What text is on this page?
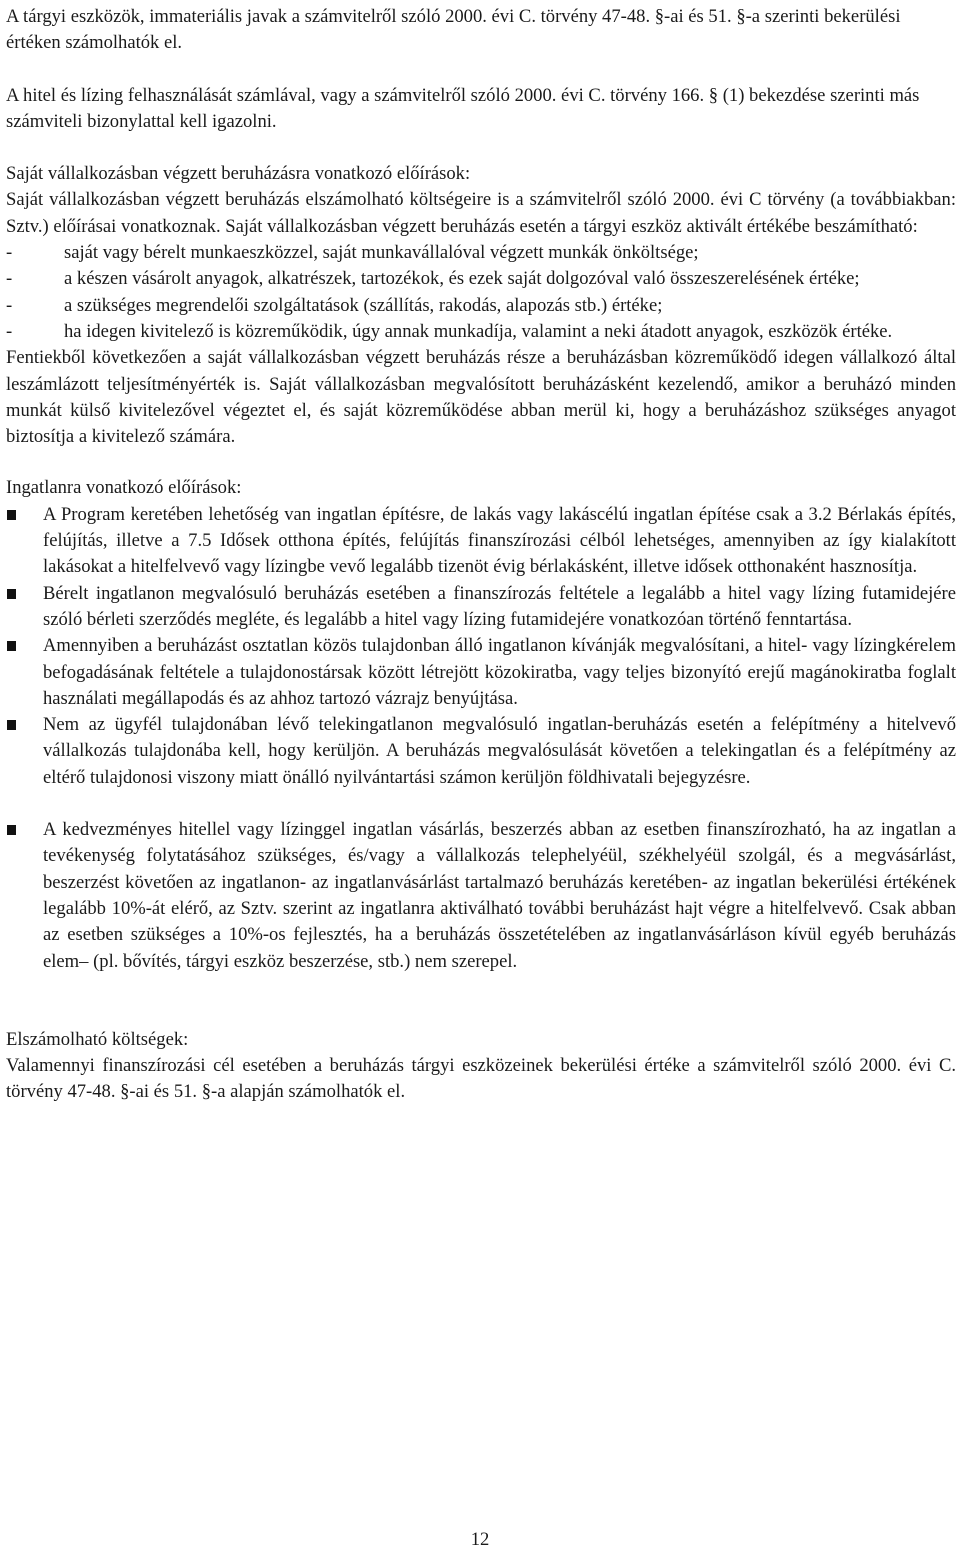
A tárgyi eszközök, immateriális javak a számvitelről szóló 2000. évi C. törvény 47-48. §-ai és 51. §-a szerinti bekerülési értéken számolhatók el.

A hitel és lízing felhasználását számlával, vagy a számvitelről szóló 2000. évi C. törvény 166. § (1) bekezdése szerinti más számviteli bizonylattal kell igazolni.

Saját vállalkozásban végzett beruházásra vonatkozó előírások:

Saját vállalkozásban végzett beruházás elszámolható költségeire is a számvitelről szóló 2000. évi C törvény (a továbbiakban: Sztv.) előírásai vonatkoznak. Saját vállalkozásban végzett beruházás esetén a tárgyi eszköz aktivált értékébe beszámítható:

-	saját vagy bérelt munkaeszközzel, saját munkavállalóval végzett munkák önköltsége;
-	a készen vásárolt anyagok, alkatrészek, tartozékok, és ezek saját dolgozóval való összeszerelésének értéke;
-	a szükséges megrendelői szolgáltatások (szállítás, rakodás, alapozás stb.) értéke;
-	ha idegen kivitelező is közreműködik, úgy annak munkadíja, valamint a neki átadott anyagok, eszközök értéke.

Fentiekből következően a saját vállalkozásban végzett beruházás része a beruházásban közreműködő idegen vállalkozó által leszámlázott teljesítményérték is. Saját vállalkozásban megvalósított beruházásként kezelendő, amikor a beruházó minden munkát külső kivitelezővel végeztet el, és saját közreműködése abban merül ki, hogy a beruházáshoz szükséges anyagot biztosítja a kivitelező számára.

Ingatlanra vonatkozó előírások:

A Program keretében lehetőség van ingatlan építésre, de lakás vagy lakáscélú ingatlan építése csak a 3.2 Bérlakás építés, felújítás, illetve a 7.5 Idősek otthona építés, felújítás finanszírozási célból lehetséges, amennyiben az így kialakított lakásokat a hitelfelvevő vagy lízingbe vevő legalább tizenöt évig bérlakásként, illetve idősek otthonaként hasznosítja.
Bérelt ingatlanon megvalósuló beruházás esetében a finanszírozás feltétele a legalább a hitel vagy lízing futamidejére szóló bérleti szerződés megléte, és legalább a hitel vagy lízing futamidejére vonatkozóan történő fenntartása.
Amennyiben a beruházást osztatlan közös tulajdonban álló ingatlanon kívánják megvalósítani, a hitel- vagy lízingkérelem befogadásának feltétele a tulajdonostársak között létrejött közokiratba, vagy teljes bizonyító erejű magánokiratba foglalt használati megállapodás és az ahhoz tartozó vázrajz benyújtása.
Nem az ügyfél tulajdonában lévő telekingatlanon megvalósuló ingatlan-beruházás esetén a felépítmény a hitelvevő vállalkozás tulajdonába kell, hogy kerüljön. A beruházás megvalósulását követően a telekingatlan és a felépítmény az eltérő tulajdonosi viszony miatt önálló nyilvántartási számon kerüljön földhivatali bejegyzésre.
A kedvezményes hitellel vagy lízinggel ingatlan vásárlás, beszerzés abban az esetben finanszírozható, ha az ingatlan a tevékenység folytatásához szükséges, és/vagy a vállalkozás telephelyéül, székhelyéül szolgál, és a megvásárlást, beszerzést követően az ingatlanon- az ingatlanvásárlást tartalmazó beruházás keretében- az ingatlan bekerülési értékének legalább 10%-át elérő, az Sztv. szerint az ingatlanra aktiválható további beruházást hajt végre a hitelfelvevő. Csak abban az esetben szükséges a 10%-os fejlesztés, ha a beruházás összetételében az ingatlanvásárláson kívül egyéb beruházás elem– (pl. bővítés, tárgyi eszköz beszerzése, stb.) nem szerepel.

Elszámolható költségek:

Valamennyi finanszírozási cél esetében a beruházás tárgyi eszközeinek bekerülési értéke a számvitelről szóló 2000. évi C. törvény 47-48. §-ai és 51. §-a alapján számolhatók el.

12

####

Copy all lines from the listing that contain "feltétele".

Bérelt ingatlanon megvalósuló beruházás esetében a finanszírozás feltétele a legalább a hitel vagy lízing futamidejére szóló bérleti szerződés megléte, és legalább a hitel vagy lízing futamidejére vonatkozóan történő fenntartása.
Amennyiben a beruházást osztatlan közös tulajdonban álló ingatlanon kívánják megvalósítani, a hitel- vagy lízingkérelem befogadásának feltétele a tulajdonostársak között létrejött közokiratba, vagy teljes bizonyító erejű magánokiratba foglalt használati megállapodás és az ahhoz tartozó vázrajz benyújtása.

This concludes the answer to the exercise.